● **DATASET RECORDS**
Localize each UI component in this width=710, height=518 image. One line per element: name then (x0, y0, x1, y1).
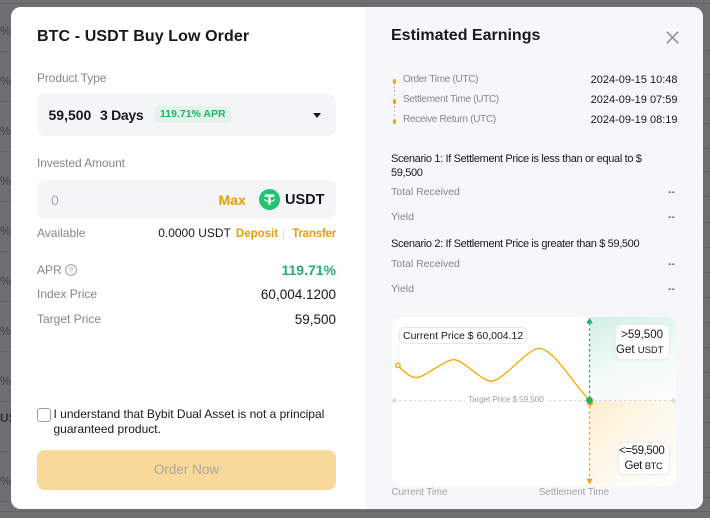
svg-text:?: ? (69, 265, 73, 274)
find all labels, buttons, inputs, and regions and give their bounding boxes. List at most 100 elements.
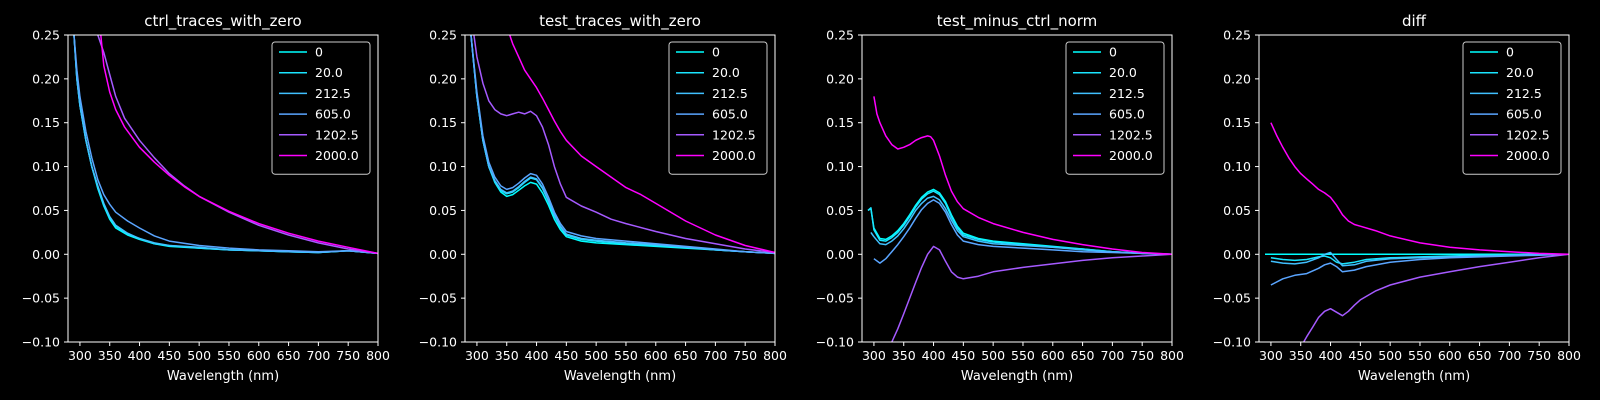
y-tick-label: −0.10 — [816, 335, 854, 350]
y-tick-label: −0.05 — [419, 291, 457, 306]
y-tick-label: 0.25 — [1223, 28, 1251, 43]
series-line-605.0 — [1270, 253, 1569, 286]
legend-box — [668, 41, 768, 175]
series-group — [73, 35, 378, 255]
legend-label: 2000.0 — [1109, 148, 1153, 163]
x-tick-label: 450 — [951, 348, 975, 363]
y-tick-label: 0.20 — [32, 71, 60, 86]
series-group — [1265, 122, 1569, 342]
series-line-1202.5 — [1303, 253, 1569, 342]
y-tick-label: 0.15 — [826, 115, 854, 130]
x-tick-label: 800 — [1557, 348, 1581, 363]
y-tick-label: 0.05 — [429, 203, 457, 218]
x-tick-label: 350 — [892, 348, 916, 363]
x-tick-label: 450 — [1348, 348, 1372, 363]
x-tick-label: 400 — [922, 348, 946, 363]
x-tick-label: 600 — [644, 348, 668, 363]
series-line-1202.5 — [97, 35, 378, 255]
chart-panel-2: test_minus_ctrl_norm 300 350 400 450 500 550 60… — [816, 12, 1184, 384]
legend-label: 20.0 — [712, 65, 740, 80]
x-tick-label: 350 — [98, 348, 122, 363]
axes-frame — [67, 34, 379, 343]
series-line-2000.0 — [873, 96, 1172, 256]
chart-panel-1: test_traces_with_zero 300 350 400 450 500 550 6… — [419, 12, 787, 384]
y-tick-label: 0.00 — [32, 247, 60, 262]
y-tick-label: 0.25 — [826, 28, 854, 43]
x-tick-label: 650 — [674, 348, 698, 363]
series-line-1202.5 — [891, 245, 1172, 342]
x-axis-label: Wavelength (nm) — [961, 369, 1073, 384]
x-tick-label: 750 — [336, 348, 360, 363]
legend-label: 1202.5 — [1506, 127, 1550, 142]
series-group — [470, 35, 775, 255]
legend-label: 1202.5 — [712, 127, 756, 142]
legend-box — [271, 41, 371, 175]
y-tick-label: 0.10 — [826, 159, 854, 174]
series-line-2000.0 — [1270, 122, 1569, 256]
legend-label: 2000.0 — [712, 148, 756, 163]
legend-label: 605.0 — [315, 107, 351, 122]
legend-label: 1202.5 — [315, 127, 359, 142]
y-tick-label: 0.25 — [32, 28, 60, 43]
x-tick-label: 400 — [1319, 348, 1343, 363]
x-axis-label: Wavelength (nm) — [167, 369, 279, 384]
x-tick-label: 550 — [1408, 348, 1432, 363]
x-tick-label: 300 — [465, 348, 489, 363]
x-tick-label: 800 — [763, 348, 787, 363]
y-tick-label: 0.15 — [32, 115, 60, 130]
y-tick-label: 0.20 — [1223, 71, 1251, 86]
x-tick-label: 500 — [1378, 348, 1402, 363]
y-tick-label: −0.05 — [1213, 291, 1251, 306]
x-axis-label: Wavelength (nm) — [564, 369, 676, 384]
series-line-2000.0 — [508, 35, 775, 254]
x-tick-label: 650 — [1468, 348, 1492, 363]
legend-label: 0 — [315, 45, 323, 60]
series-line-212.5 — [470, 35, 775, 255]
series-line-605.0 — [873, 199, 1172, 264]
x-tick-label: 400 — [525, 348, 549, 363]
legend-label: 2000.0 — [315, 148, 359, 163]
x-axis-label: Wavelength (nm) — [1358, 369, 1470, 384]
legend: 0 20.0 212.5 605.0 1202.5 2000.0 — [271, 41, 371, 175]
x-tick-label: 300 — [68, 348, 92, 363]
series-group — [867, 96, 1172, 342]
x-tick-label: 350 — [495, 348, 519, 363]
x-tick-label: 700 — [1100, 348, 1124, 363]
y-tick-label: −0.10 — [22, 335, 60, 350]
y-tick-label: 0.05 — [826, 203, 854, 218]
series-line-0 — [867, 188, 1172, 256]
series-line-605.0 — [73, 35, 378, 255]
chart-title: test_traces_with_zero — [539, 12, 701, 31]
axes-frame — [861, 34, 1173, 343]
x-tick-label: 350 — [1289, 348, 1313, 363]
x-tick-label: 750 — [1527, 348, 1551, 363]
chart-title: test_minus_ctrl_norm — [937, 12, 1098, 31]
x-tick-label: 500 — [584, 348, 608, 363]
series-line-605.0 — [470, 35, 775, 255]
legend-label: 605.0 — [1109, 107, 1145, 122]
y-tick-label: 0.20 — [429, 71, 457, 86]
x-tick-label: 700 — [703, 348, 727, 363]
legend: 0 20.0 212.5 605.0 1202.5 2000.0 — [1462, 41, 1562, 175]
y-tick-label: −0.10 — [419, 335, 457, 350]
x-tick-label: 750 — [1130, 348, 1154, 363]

● **EXERCISE**
Render every line of the records above as a Markdown table with the columns Row and Text, numbering the rows in order and skipping blank lines. Leave the pictures out of the table.

● **WRITTEN ANSWER**
| Row | Text |
|---|---|
| 1 | Localize each UI component in this width=710, height=518 image. One line per element: name then (x0, y0, x1, y1). |
| 2 | svg-text:?: ? (69, 265, 73, 274) |
| 3 | find all labels, buttons, inputs, and regions and give their bounding boxes. List at most 100 elements. |
| 4 | y-tick-label: −0.10 — [816, 335, 854, 350] |
| 5 | y-tick-label: −0.05 — [419, 291, 457, 306] |
| 6 | y-tick-label: 0.25 — [1223, 28, 1251, 43] |
| 7 | series-line-605.0 — [1270, 253, 1569, 286] |
| 8 | legend-box — [668, 41, 768, 175] |
| 9 | series-group — [73, 35, 378, 255] |
| 10 | legend-label: 2000.0 — [1109, 148, 1153, 163] |
| 11 | x-tick-label: 450 — [951, 348, 975, 363] |
| 12 | y-tick-label: 0.20 — [32, 71, 60, 86] |
| 13 | series-group — [1265, 122, 1569, 342] |
| 14 | series-line-1202.5 — [1303, 253, 1569, 342] |
| 15 | y-tick-label: 0.15 — [826, 115, 854, 130] |
| 16 | x-tick-label: 800 — [1557, 348, 1581, 363] |
| 17 | y-tick-label: 0.05 — [429, 203, 457, 218] |
| 18 | x-tick-label: 350 — [892, 348, 916, 363] |
| 19 | x-tick-label: 450 — [1348, 348, 1372, 363] |
| 20 | x-tick-label: 400 — [922, 348, 946, 363] |
| 21 | x-tick-label: 600 — [644, 348, 668, 363] |
| 22 | series-line-1202.5 — [97, 35, 378, 255] |
| 23 | chart-panel-2: test_minus_ctrl_norm 300 350 400 450 500 550 60… — [816, 12, 1184, 384] |
| 24 | legend-label: 20.0 — [712, 65, 740, 80] |
| 25 | x-tick-label: 350 — [98, 348, 122, 363] |
| 26 | axes-frame — [67, 34, 379, 343] |
| 27 | series-line-2000.0 — [873, 96, 1172, 256] |
| 28 | chart-panel-1: test_traces_with_zero 300 350 400 450 500 550 6… — [419, 12, 787, 384] |
| 29 | y-tick-label: 0.00 — [32, 247, 60, 262] |
| 30 | y-tick-label: 0.25 — [826, 28, 854, 43] |
| 31 | x-tick-label: 650 — [674, 348, 698, 363] |
| 32 | series-line-1202.5 — [891, 245, 1172, 342] |
| 33 | x-axis-label: Wavelength (nm) — [961, 369, 1073, 384] |
| 34 | x-tick-label: 750 — [336, 348, 360, 363] |
| 35 | legend-label: 1202.5 — [1506, 127, 1550, 142] |
| 36 | series-group — [470, 35, 775, 255] |
| 37 | legend-label: 1202.5 — [712, 127, 756, 142] |
| 38 | legend-box — [271, 41, 371, 175] |
| 39 | y-tick-label: 0.10 — [826, 159, 854, 174] |
| 40 | series-line-2000.0 — [1270, 122, 1569, 256] |
| 41 | legend-label: 2000.0 — [712, 148, 756, 163] |
| 42 | legend-label: 605.0 — [315, 107, 351, 122] |
| 43 | legend-label: 1202.5 — [315, 127, 359, 142] |
| 44 | y-tick-label: 0.25 — [32, 28, 60, 43] |
| 45 | x-tick-label: 400 — [1319, 348, 1343, 363] |
| 46 | x-axis-label: Wavelength (nm) — [167, 369, 279, 384] |
| 47 | x-tick-label: 550 — [1408, 348, 1432, 363] |
| 48 | x-tick-label: 300 — [465, 348, 489, 363] |
| 49 | x-tick-label: 800 — [763, 348, 787, 363] |
| 50 | y-tick-label: 0.15 — [32, 115, 60, 130] |
| 51 | y-tick-label: 0.20 — [1223, 71, 1251, 86] |
| 52 | x-tick-label: 500 — [1378, 348, 1402, 363] |
| 53 | y-tick-label: −0.05 — [1213, 291, 1251, 306] |
| 54 | x-axis-label: Wavelength (nm) — [564, 369, 676, 384] |
| 55 | series-line-2000.0 — [508, 35, 775, 254] |
| 56 | x-tick-label: 650 — [1468, 348, 1492, 363] |
| 57 | legend-label: 0 — [315, 45, 323, 60] |
| 58 | series-line-212.5 — [470, 35, 775, 255] |
| 59 | series-line-605.0 — [873, 199, 1172, 264] |
| 60 | x-tick-label: 400 — [525, 348, 549, 363] |
| 61 | legend-label: 2000.0 — [315, 148, 359, 163] |
| 62 | x-axis-label: Wavelength (nm) — [1358, 369, 1470, 384] |
| 63 | legend: 0 20.0 212.5 605.0 1202.5 2000.0 — [271, 41, 371, 175] |
| 64 | x-tick-label: 300 — [68, 348, 92, 363] |
| 65 | series-group — [867, 96, 1172, 342] |
| 66 | x-tick-label: 350 — [495, 348, 519, 363] |
| 67 | x-tick-label: 700 — [1100, 348, 1124, 363] |
| 68 | y-tick-label: −0.10 — [22, 335, 60, 350] |
| 69 | y-tick-label: 0.05 — [826, 203, 854, 218] |
| 70 | series-line-0 — [867, 188, 1172, 256] |
| 71 | series-line-605.0 — [73, 35, 378, 255] |
| 72 | chart-title: test_traces_with_zero — [539, 12, 701, 31] |
| 73 | axes-frame — [861, 34, 1173, 343] |
| 74 | x-tick-label: 350 — [1289, 348, 1313, 363] |
| 75 | x-tick-label: 750 — [1527, 348, 1551, 363] |
| 76 | chart-title: test_minus_ctrl_norm — [937, 12, 1098, 31] |
| 77 | x-tick-label: 500 — [584, 348, 608, 363] |
| 78 | series-line-605.0 — [470, 35, 775, 255] |
| 79 | legend-label: 605.0 — [1109, 107, 1145, 122] |
| 80 | y-tick-label: 0.20 — [429, 71, 457, 86] |
| 81 | x-tick-label: 700 — [703, 348, 727, 363] |
| 82 | legend: 0 20.0 212.5 605.0 1202.5 2000.0 — [1462, 41, 1562, 175] |
| 83 | y-tick-label: −0.10 — [419, 335, 457, 350] |
| 84 | x-tick-label: 750 — [1130, 348, 1154, 363] |